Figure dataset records
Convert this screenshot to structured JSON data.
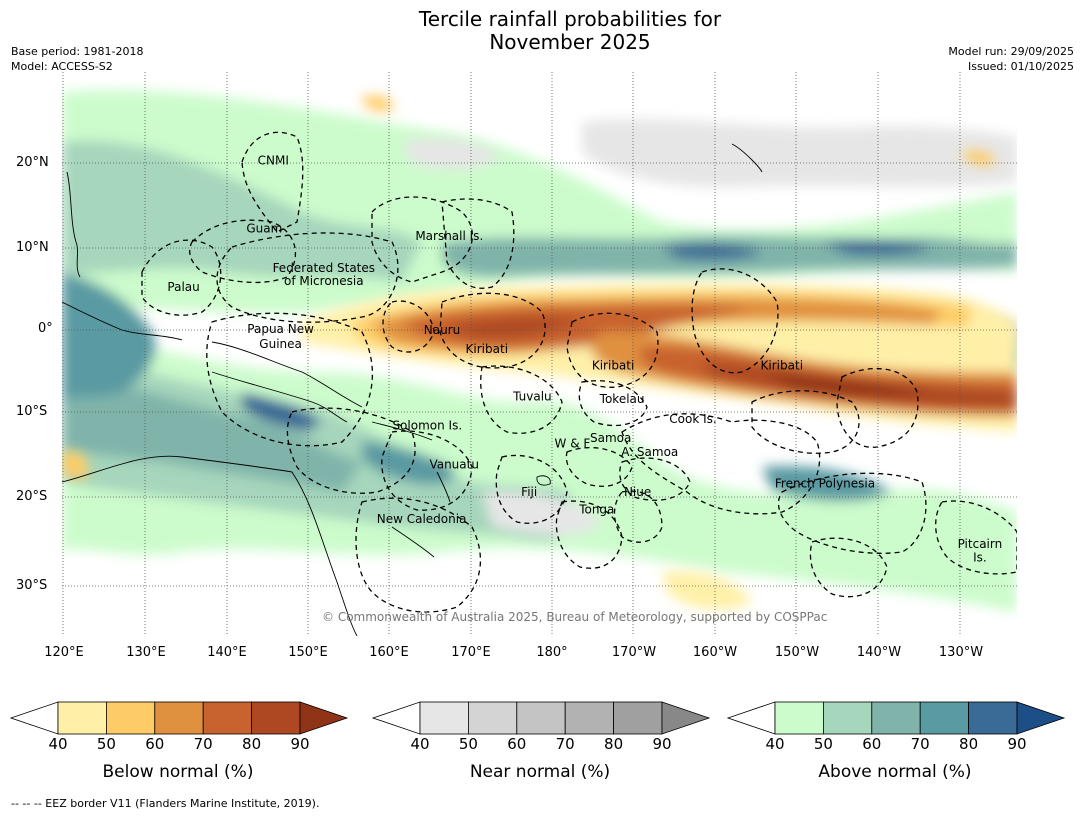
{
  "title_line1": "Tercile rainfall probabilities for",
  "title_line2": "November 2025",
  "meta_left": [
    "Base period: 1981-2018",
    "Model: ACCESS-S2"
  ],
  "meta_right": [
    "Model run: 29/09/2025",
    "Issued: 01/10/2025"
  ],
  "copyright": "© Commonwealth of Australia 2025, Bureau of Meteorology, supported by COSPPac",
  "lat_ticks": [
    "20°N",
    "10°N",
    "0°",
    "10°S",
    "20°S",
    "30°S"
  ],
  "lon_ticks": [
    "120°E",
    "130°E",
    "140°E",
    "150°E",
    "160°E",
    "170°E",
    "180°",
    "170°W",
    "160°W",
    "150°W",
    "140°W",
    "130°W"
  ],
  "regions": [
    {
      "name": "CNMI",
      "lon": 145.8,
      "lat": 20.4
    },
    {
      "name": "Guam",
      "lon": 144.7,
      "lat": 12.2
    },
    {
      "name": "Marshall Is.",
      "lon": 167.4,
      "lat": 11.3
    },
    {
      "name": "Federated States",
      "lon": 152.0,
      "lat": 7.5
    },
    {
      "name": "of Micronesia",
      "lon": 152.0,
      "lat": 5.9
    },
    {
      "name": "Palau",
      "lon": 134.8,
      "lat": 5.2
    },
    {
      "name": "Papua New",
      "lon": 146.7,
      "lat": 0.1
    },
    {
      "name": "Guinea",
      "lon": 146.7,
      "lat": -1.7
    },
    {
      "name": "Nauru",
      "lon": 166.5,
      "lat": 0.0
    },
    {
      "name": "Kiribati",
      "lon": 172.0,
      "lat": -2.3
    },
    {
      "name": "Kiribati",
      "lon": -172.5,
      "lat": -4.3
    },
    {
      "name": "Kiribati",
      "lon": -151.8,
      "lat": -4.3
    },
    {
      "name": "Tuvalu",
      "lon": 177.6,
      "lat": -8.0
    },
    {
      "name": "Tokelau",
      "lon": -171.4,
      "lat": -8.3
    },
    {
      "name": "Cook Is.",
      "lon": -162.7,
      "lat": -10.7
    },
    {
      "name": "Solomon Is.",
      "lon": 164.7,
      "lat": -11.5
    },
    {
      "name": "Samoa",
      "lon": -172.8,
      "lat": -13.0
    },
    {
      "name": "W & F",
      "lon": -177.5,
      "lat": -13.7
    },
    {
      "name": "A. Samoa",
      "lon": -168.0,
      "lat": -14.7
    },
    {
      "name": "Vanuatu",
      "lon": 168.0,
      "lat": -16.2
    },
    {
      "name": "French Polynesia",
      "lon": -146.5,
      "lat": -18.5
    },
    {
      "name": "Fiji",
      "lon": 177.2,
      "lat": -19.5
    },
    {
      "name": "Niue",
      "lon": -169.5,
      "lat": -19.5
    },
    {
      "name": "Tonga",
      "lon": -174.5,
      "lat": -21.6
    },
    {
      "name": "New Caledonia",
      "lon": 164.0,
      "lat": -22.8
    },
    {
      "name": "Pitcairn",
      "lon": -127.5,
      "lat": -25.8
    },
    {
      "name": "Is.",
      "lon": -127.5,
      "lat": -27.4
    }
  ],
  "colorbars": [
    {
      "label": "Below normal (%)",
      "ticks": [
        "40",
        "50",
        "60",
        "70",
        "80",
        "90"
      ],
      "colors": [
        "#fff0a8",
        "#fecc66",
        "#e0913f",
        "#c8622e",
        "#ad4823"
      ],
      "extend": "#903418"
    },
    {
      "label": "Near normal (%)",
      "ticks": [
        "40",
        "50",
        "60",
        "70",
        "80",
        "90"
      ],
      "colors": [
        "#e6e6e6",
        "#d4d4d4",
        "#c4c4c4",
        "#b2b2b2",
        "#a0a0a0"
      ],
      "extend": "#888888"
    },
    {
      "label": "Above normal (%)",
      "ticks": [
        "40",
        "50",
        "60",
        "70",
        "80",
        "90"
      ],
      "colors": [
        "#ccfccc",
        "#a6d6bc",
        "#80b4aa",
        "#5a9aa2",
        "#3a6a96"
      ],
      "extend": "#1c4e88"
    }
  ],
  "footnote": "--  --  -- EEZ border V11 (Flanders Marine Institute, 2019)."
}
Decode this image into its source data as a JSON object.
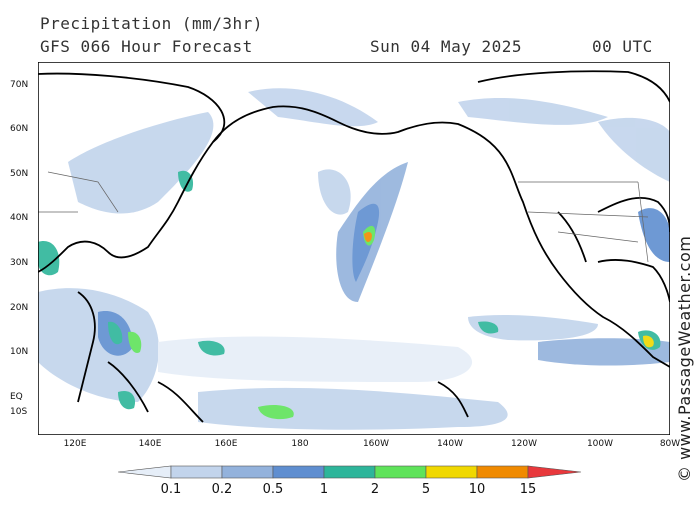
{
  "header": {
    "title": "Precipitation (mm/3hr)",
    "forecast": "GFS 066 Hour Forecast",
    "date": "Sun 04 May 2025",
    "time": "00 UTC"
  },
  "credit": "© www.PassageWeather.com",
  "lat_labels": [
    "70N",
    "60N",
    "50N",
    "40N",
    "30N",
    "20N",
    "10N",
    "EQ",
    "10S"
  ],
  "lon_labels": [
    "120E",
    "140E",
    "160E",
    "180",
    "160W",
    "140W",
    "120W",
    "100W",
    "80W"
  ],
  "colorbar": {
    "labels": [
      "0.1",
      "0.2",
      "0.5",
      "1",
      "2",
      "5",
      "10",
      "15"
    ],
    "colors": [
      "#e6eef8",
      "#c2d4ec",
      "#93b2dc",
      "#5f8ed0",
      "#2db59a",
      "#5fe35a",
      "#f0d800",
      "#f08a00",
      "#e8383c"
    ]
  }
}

Do this: Which lines contain the word "JSON"? Copy each of them.

Result of this exercise:
Convert this screenshot to structured JSON data.
Decode this image into its source data as a JSON object.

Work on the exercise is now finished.